→ **Data shown**
>>

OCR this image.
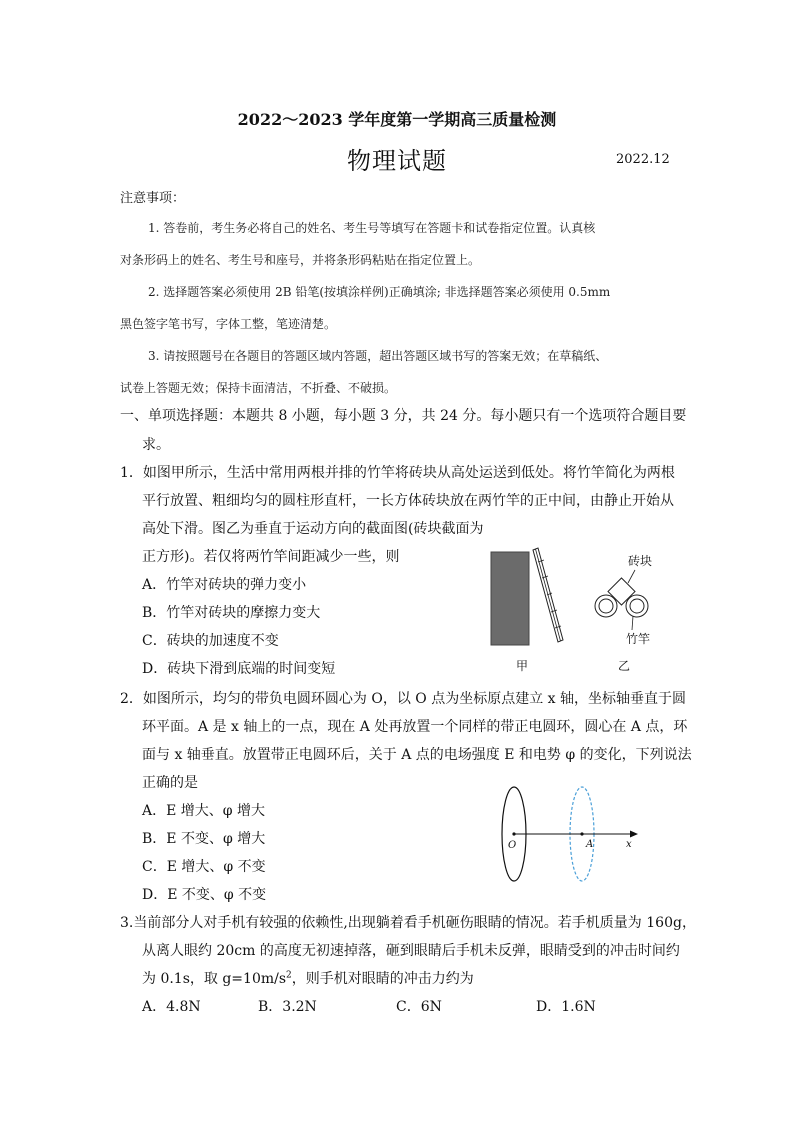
2022～2023 学年度第一学期高三质量检测
物理试题	2022.12
注意事项：
1. 答卷前，考生务必将自己的姓名、考生号等填写在答题卡和试卷指定位置。认真核
对条形码上的姓名、考生号和座号，并将条形码粘贴在指定位置上。
2. 选择题答案必须使用 2B 铅笔(按填涂样例)正确填涂; 非选择题答案必须使用 0.5mm
黑色签字笔书写，字体工整，笔迹清楚。
3. 请按照题号在各题目的答题区域内答题，超出答题区域书写的答案无效；在草稿纸、
试卷上答题无效；保持卡面清洁，不折叠、不破损。
一、单项选择题：本题共 8 小题，每小题 3 分，共 24 分。每小题只有一个选项符合题目要
求。
1．如图甲所示，生活中常用两根并排的竹竿将砖块从高处运送到低处。将竹竿简化为两根
平行放置、粗细均匀的圆柱形直杆，一长方体砖块放在两竹竿的正中间，由静止开始从
高处下滑。图乙为垂直于运动方向的截面图(砖块截面为
正方形)。若仅将两竹竿间距减少一些，则
A．竹竿对砖块的弹力变小
B．竹竿对砖块的摩擦力变大
C．砖块的加速度不变
D．砖块下滑到底端的时间变短	甲
砖块
竹竿
乙
2．如图所示，均匀的带负电圆环圆心为 O，以 O 点为坐标原点建立 x 轴，坐标轴垂直于圆
环平面。A 是 x 轴上的一点，现在 A 处再放置一个同样的带正电圆环，圆心在 A 点，环
面与 x 轴垂直。放置带正电圆环后，关于 A 点的电场强度 E 和电势 φ 的变化，下列说法
正确的是
A．E 增大、φ 增大
B．E 不变、φ 增大
C．E 增大、φ 不变
D．E 不变、φ 不变
O	A	x
3.当前部分人对手机有较强的依赖性,出现躺着看手机砸伤眼睛的情况。若手机质量为 160g，
从离人眼约 20cm 的高度无初速掉落，砸到眼睛后手机未反弹，眼睛受到的冲击时间约
为 0.1s，取 $g=10m/s^2$，则手机对眼睛的冲击力约为
A．4.8N	B．3.2N	C．6N	D．1.6N
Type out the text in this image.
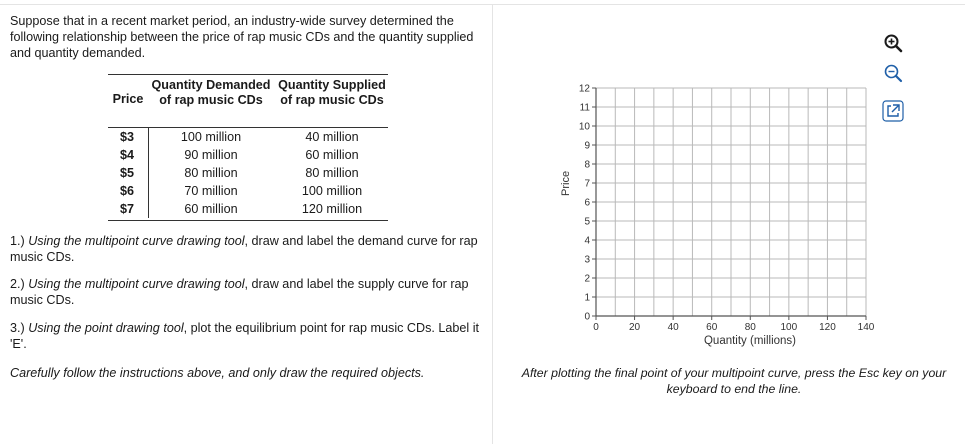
Suppose that in a recent market period, an industry-wide survey determined the following relationship between the price of rap music CDs and the quantity supplied and quantity demanded.
Price
Quantity Demanded of rap music CDs
Quantity Supplied of rap music CDs
$3	100 million	40 million
$4	90 million	60 million
$5	80 million	80 million
$6	70 million	100 million
$7	60 million	120 million
1.) Using the multipoint curve drawing tool, draw and label the demand curve for rap music CDs.
2.) Using the multipoint curve drawing tool, draw and label the supply curve for rap music CDs.
3.) Using the point drawing tool, plot the equilibrium point for rap music CDs. Label it 'E'.
Carefully follow the instructions above, and only draw the required objects.
0
1
2
3
4
5
6
7
8
9
10
11
12
0	20	40	60	80 100 120 140
Price
Quantity (millions)
After plotting the final point of your multipoint curve, press the Esc key on your keyboard to end the line.
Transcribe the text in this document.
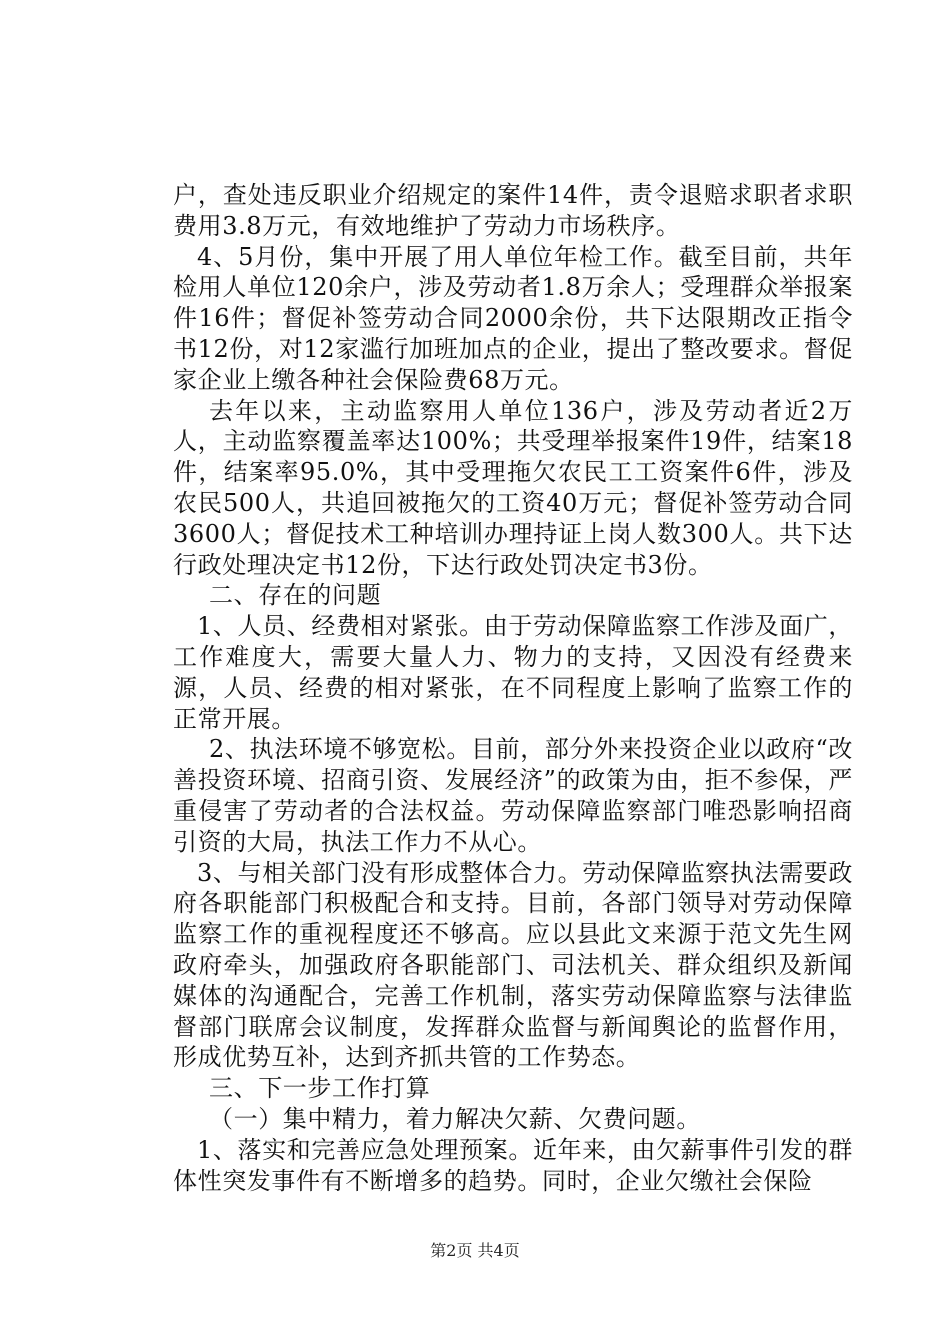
户，查处违反职业介绍规定的案件14件，责令退赔求职者求职费用3.8万元，有效地维护了劳动力市场秩序。

4、5月份，集中开展了用人单位年检工作。截至目前，共年检用人单位120余户，涉及劳动者1.8万余人；受理群众举报案件16件；督促补签劳动合同2000余份，共下达限期改正指令书12份，对12家滥行加班加点的企业，提出了整改要求。督促家企业上缴各种社会保险费68万元。

去年以来，主动监察用人单位136户，涉及劳动者近2万人，主动监察覆盖率达100%；共受理举报案件19件，结案18件，结案率95.0%，其中受理拖欠农民工工资案件6件，涉及农民500人，共追回被拖欠的工资40万元；督促补签劳动合同3600人；督促技术工种培训办理持证上岗人数300人。共下达行政处理决定书12份，下达行政处罚决定书3份。

二、存在的问题

1、人员、经费相对紧张。由于劳动保障监察工作涉及面广，工作难度大，需要大量人力、物力的支持，又因没有经费来源，人员、经费的相对紧张，在不同程度上影响了监察工作的正常开展。

2、执法环境不够宽松。目前，部分外来投资企业以政府“改善投资环境、招商引资、发展经济”的政策为由，拒不参保，严重侵害了劳动者的合法权益。劳动保障监察部门唯恐影响招商引资的大局，执法工作力不从心。

3、与相关部门没有形成整体合力。劳动保障监察执法需要政府各职能部门积极配合和支持。目前，各部门领导对劳动保障监察工作的重视程度还不够高。应以县此文来源于范文先生网政府牵头，加强政府各职能部门、司法机关、群众组织及新闻媒体的沟通配合，完善工作机制，落实劳动保障监察与法律监督部门联席会议制度，发挥群众监督与新闻舆论的监督作用，形成优势互补，达到齐抓共管的工作势态。

三、下一步工作打算

（一）集中精力，着力解决欠薪、欠费问题。

1、落实和完善应急处理预案。近年来，由欠薪事件引发的群体性突发事件有不断增多的趋势。同时，企业欠缴社会保险

第2页 共4页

<<

→ **Set exercise**
Please write out all the data again word for word, but not the pictures.

→ **Correct result**
OCR this image.
2022～2023 学年度第一学期高三质量检测
物理试题	2022.12
注意事项：
1. 答卷前，考生务必将自己的姓名、考生号等填写在答题卡和试卷指定位置。认真核
对条形码上的姓名、考生号和座号，并将条形码粘贴在指定位置上。
2. 选择题答案必须使用 2B 铅笔(按填涂样例)正确填涂; 非选择题答案必须使用 0.5mm
黑色签字笔书写，字体工整，笔迹清楚。
3. 请按照题号在各题目的答题区域内答题，超出答题区域书写的答案无效；在草稿纸、
试卷上答题无效；保持卡面清洁，不折叠、不破损。
一、单项选择题：本题共 8 小题，每小题 3 分，共 24 分。每小题只有一个选项符合题目要
求。
1．如图甲所示，生活中常用两根并排的竹竿将砖块从高处运送到低处。将竹竿简化为两根
平行放置、粗细均匀的圆柱形直杆，一长方体砖块放在两竹竿的正中间，由静止开始从
高处下滑。图乙为垂直于运动方向的截面图(砖块截面为
正方形)。若仅将两竹竿间距减少一些，则
A．竹竿对砖块的弹力变小
B．竹竿对砖块的摩擦力变大
C．砖块的加速度不变
D．砖块下滑到底端的时间变短	甲
砖块
竹竿
乙
2．如图所示，均匀的带负电圆环圆心为 O，以 O 点为坐标原点建立 x 轴，坐标轴垂直于圆
环平面。A 是 x 轴上的一点，现在 A 处再放置一个同样的带正电圆环，圆心在 A 点，环
面与 x 轴垂直。放置带正电圆环后，关于 A 点的电场强度 E 和电势 φ 的变化，下列说法
正确的是
A．E 增大、φ 增大
B．E 不变、φ 增大
C．E 增大、φ 不变
D．E 不变、φ 不变
O	A	x
3.当前部分人对手机有较强的依赖性,出现躺着看手机砸伤眼睛的情况。若手机质量为 160g，
从离人眼约 20cm 的高度无初速掉落，砸到眼睛后手机未反弹，眼睛受到的冲击时间约
为 0.1s，取 $g=10m/s^2$，则手机对眼睛的冲击力约为
A．4.8N	B．3.2N	C．6N	D．1.6N
Type out the text in this image.
Suppose that in a recent market period, an industry-wide survey determined the following relationship between the price of rap music CDs and the quantity supplied and quantity demanded.
Price
Quantity Demanded of rap music CDs
Quantity Supplied of rap music CDs
$3	100 million	40 million
$4	90 million	60 million
$5	80 million	80 million
$6	70 million	100 million
$7	60 million	120 million
1.) Using the multipoint curve drawing tool, draw and label the demand curve for rap music CDs.
2.) Using the multipoint curve drawing tool, draw and label the supply curve for rap music CDs.
3.) Using the point drawing tool, plot the equilibrium point for rap music CDs. Label it 'E'.
Carefully follow the instructions above, and only draw the required objects.
0
1
2
3
4
5
6
7
8
9
10
11
12
0	20	40	60	80 100 120 140
Price
Quantity (millions)
After plotting the final point of your multipoint curve, press the Esc key on your keyboard to end the line.
Transcribe the text in this document.
户，查处违反职业介绍规定的案件14件，责令退赔求职者求职费用3.8万元，有效地维护了劳动力市场秩序。

4、5月份，集中开展了用人单位年检工作。截至目前，共年检用人单位120余户，涉及劳动者1.8万余人；受理群众举报案件16件；督促补签劳动合同2000余份，共下达限期改正指令书12份，对12家滥行加班加点的企业，提出了整改要求。督促家企业上缴各种社会保险费68万元。

去年以来，主动监察用人单位136户，涉及劳动者近2万人，主动监察覆盖率达100%；共受理举报案件19件，结案18件，结案率95.0%，其中受理拖欠农民工工资案件6件，涉及农民500人，共追回被拖欠的工资40万元；督促补签劳动合同3600人；督促技术工种培训办理持证上岗人数300人。共下达行政处理决定书12份，下达行政处罚决定书3份。

二、存在的问题

1、人员、经费相对紧张。由于劳动保障监察工作涉及面广，工作难度大，需要大量人力、物力的支持，又因没有经费来源，人员、经费的相对紧张，在不同程度上影响了监察工作的正常开展。

2、执法环境不够宽松。目前，部分外来投资企业以政府“改善投资环境、招商引资、发展经济”的政策为由，拒不参保，严重侵害了劳动者的合法权益。劳动保障监察部门唯恐影响招商引资的大局，执法工作力不从心。

3、与相关部门没有形成整体合力。劳动保障监察执法需要政府各职能部门积极配合和支持。目前，各部门领导对劳动保障监察工作的重视程度还不够高。应以县此文来源于范文先生网政府牵头，加强政府各职能部门、司法机关、群众组织及新闻媒体的沟通配合，完善工作机制，落实劳动保障监察与法律监督部门联席会议制度，发挥群众监督与新闻舆论的监督作用，形成优势互补，达到齐抓共管的工作势态。

三、下一步工作打算

（一）集中精力，着力解决欠薪、欠费问题。

1、落实和完善应急处理预案。近年来，由欠薪事件引发的群体性突发事件有不断增多的趋势。同时，企业欠缴社会保险

第2页 共4页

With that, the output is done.